◆ **DATASET RECORDS**
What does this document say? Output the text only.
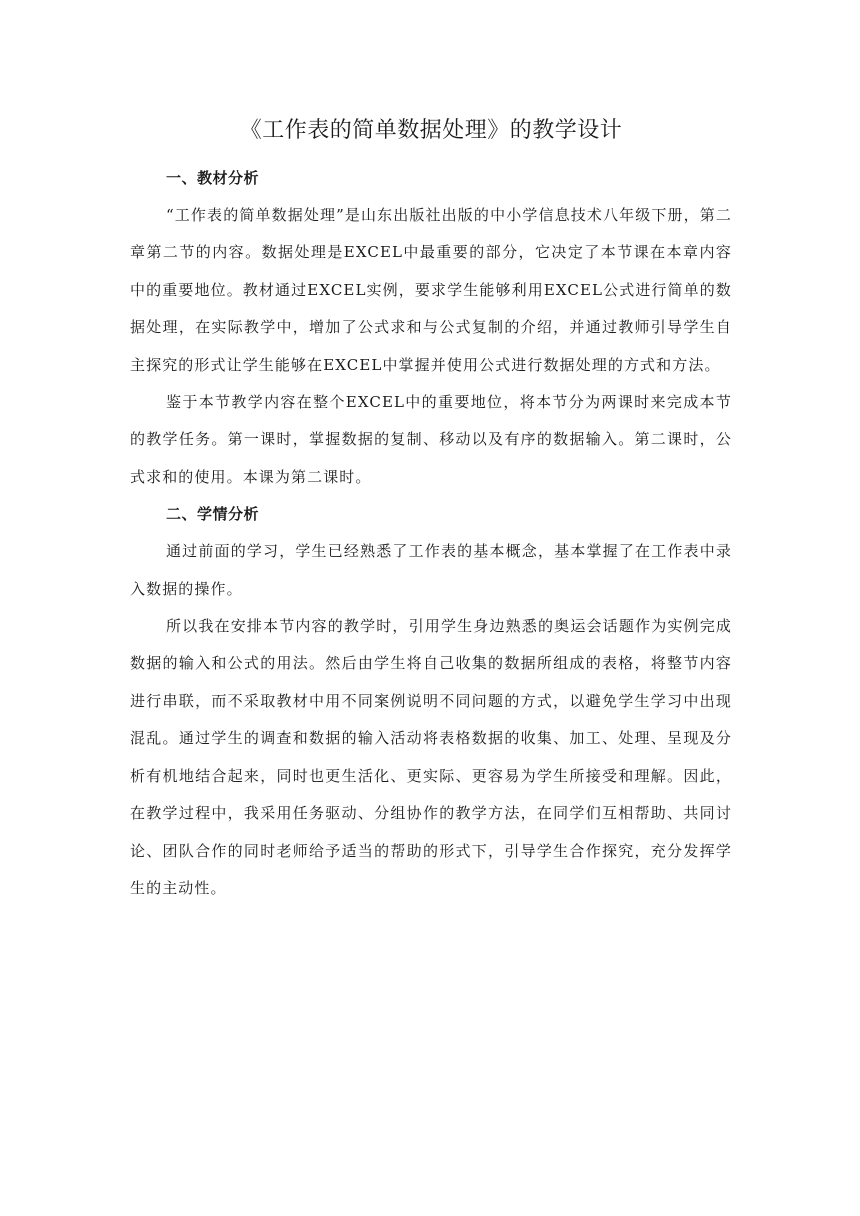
《工作表的简单数据处理》的教学设计
一、教材分析

“工作表的简单数据处理”是山东出版社出版的中小学信息技术八年级下册，第二章第二节的内容。数据处理是EXCEL中最重要的部分，它决定了本节课在本章内容中的重要地位。教材通过EXCEL实例，要求学生能够利用EXCEL公式进行简单的数据处理，在实际教学中，增加了公式求和与公式复制的介绍，并通过教师引导学生自主探究的形式让学生能够在EXCEL中掌握并使用公式进行数据处理的方式和方法。

鉴于本节教学内容在整个EXCEL中的重要地位，将本节分为两课时来完成本节的教学任务。第一课时，掌握数据的复制、移动以及有序的数据输入。第二课时，公式求和的使用。本课为第二课时。

二、学情分析

通过前面的学习，学生已经熟悉了工作表的基本概念，基本掌握了在工作表中录入数据的操作。

所以我在安排本节内容的教学时，引用学生身边熟悉的奥运会话题作为实例完成数据的输入和公式的用法。然后由学生将自己收集的数据所组成的表格，将整节内容进行串联，而不采取教材中用不同案例说明不同问题的方式，以避免学生学习中出现混乱。通过学生的调查和数据的输入活动将表格数据的收集、加工、处理、呈现及分析有机地结合起来，同时也更生活化、更实际、更容易为学生所接受和理解。因此，在教学过程中，我采用任务驱动、分组协作的教学方法，在同学们互相帮助、共同讨论、团队合作的同时老师给予适当的帮助的形式下，引导学生合作探究，充分发挥学生的主动性。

◆ **WHAT THE EXERCISE ASKS**
Extract the text of all the records above verbatim, excluding pictures.

◆ **EXERCISE SOLUTION**
What does this document say? Output the text only.
《工作表的简单数据处理》的教学设计
一、教材分析

“工作表的简单数据处理”是山东出版社出版的中小学信息技术八年级下册，第二章第二节的内容。数据处理是EXCEL中最重要的部分，它决定了本节课在本章内容中的重要地位。教材通过EXCEL实例，要求学生能够利用EXCEL公式进行简单的数据处理，在实际教学中，增加了公式求和与公式复制的介绍，并通过教师引导学生自主探究的形式让学生能够在EXCEL中掌握并使用公式进行数据处理的方式和方法。

鉴于本节教学内容在整个EXCEL中的重要地位，将本节分为两课时来完成本节的教学任务。第一课时，掌握数据的复制、移动以及有序的数据输入。第二课时，公式求和的使用。本课为第二课时。

二、学情分析

通过前面的学习，学生已经熟悉了工作表的基本概念，基本掌握了在工作表中录入数据的操作。

所以我在安排本节内容的教学时，引用学生身边熟悉的奥运会话题作为实例完成数据的输入和公式的用法。然后由学生将自己收集的数据所组成的表格，将整节内容进行串联，而不采取教材中用不同案例说明不同问题的方式，以避免学生学习中出现混乱。通过学生的调查和数据的输入活动将表格数据的收集、加工、处理、呈现及分析有机地结合起来，同时也更生活化、更实际、更容易为学生所接受和理解。因此，在教学过程中，我采用任务驱动、分组协作的教学方法，在同学们互相帮助、共同讨论、团队合作的同时老师给予适当的帮助的形式下，引导学生合作探究，充分发挥学生的主动性。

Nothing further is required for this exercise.